Supplied material >>
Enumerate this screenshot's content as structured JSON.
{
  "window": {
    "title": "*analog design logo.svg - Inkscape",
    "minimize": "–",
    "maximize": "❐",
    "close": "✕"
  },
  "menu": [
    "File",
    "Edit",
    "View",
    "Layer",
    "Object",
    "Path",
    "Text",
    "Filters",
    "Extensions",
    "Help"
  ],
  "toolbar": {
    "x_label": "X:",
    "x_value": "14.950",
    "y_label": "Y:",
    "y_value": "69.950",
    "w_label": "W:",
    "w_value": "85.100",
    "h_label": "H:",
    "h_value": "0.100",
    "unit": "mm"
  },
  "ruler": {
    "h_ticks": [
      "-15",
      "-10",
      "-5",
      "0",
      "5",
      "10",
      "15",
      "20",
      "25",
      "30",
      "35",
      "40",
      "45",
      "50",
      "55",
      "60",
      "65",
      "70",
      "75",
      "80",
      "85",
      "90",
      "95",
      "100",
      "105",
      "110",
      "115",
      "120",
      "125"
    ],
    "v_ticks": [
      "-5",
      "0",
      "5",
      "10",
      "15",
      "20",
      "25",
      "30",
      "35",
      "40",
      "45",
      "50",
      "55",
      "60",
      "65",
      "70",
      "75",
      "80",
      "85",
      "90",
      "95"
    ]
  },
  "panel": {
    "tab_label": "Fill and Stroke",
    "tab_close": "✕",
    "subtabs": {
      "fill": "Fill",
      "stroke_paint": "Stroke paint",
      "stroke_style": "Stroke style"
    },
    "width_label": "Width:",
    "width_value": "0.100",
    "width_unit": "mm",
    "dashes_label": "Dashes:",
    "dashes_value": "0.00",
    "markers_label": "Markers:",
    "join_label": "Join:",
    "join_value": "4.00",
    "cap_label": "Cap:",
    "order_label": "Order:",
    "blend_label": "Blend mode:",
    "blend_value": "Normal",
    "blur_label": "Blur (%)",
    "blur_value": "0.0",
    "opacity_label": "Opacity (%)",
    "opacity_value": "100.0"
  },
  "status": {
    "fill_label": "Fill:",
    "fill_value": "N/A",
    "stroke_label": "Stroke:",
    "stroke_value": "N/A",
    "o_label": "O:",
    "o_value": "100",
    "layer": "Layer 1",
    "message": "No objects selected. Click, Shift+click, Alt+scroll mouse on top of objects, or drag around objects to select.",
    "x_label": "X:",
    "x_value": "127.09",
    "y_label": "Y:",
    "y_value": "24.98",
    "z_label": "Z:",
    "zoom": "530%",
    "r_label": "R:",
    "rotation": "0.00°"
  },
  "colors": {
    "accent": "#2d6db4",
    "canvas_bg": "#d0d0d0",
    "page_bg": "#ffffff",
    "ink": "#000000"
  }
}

Task brief >> Print out the whole listing exactly as it appears.

The answer >>
Enumerate this screenshot's content as structured JSON.
{
  "window": {
    "title": "*analog design logo.svg - Inkscape",
    "minimize": "–",
    "maximize": "❐",
    "close": "✕"
  },
  "menu": [
    "File",
    "Edit",
    "View",
    "Layer",
    "Object",
    "Path",
    "Text",
    "Filters",
    "Extensions",
    "Help"
  ],
  "toolbar": {
    "x_label": "X:",
    "x_value": "14.950",
    "y_label": "Y:",
    "y_value": "69.950",
    "w_label": "W:",
    "w_value": "85.100",
    "h_label": "H:",
    "h_value": "0.100",
    "unit": "mm"
  },
  "ruler": {
    "h_ticks": [
      "-15",
      "-10",
      "-5",
      "0",
      "5",
      "10",
      "15",
      "20",
      "25",
      "30",
      "35",
      "40",
      "45",
      "50",
      "55",
      "60",
      "65",
      "70",
      "75",
      "80",
      "85",
      "90",
      "95",
      "100",
      "105",
      "110",
      "115",
      "120",
      "125"
    ],
    "v_ticks": [
      "-5",
      "0",
      "5",
      "10",
      "15",
      "20",
      "25",
      "30",
      "35",
      "40",
      "45",
      "50",
      "55",
      "60",
      "65",
      "70",
      "75",
      "80",
      "85",
      "90",
      "95"
    ]
  },
  "panel": {
    "tab_label": "Fill and Stroke",
    "tab_close": "✕",
    "subtabs": {
      "fill": "Fill",
      "stroke_paint": "Stroke paint",
      "stroke_style": "Stroke style"
    },
    "width_label": "Width:",
    "width_value": "0.100",
    "width_unit": "mm",
    "dashes_label": "Dashes:",
    "dashes_value": "0.00",
    "markers_label": "Markers:",
    "join_label": "Join:",
    "join_value": "4.00",
    "cap_label": "Cap:",
    "order_label": "Order:",
    "blend_label": "Blend mode:",
    "blend_value": "Normal",
    "blur_label": "Blur (%)",
    "blur_value": "0.0",
    "opacity_label": "Opacity (%)",
    "opacity_value": "100.0"
  },
  "status": {
    "fill_label": "Fill:",
    "fill_value": "N/A",
    "stroke_label": "Stroke:",
    "stroke_value": "N/A",
    "o_label": "O:",
    "o_value": "100",
    "layer": "Layer 1",
    "message": "No objects selected. Click, Shift+click, Alt+scroll mouse on top of objects, or drag around objects to select.",
    "x_label": "X:",
    "x_value": "127.09",
    "y_label": "Y:",
    "y_value": "24.98",
    "z_label": "Z:",
    "zoom": "530%",
    "r_label": "R:",
    "rotation": "0.00°"
  },
  "colors": {
    "accent": "#2d6db4",
    "canvas_bg": "#d0d0d0",
    "page_bg": "#ffffff",
    "ink": "#000000"
  }
}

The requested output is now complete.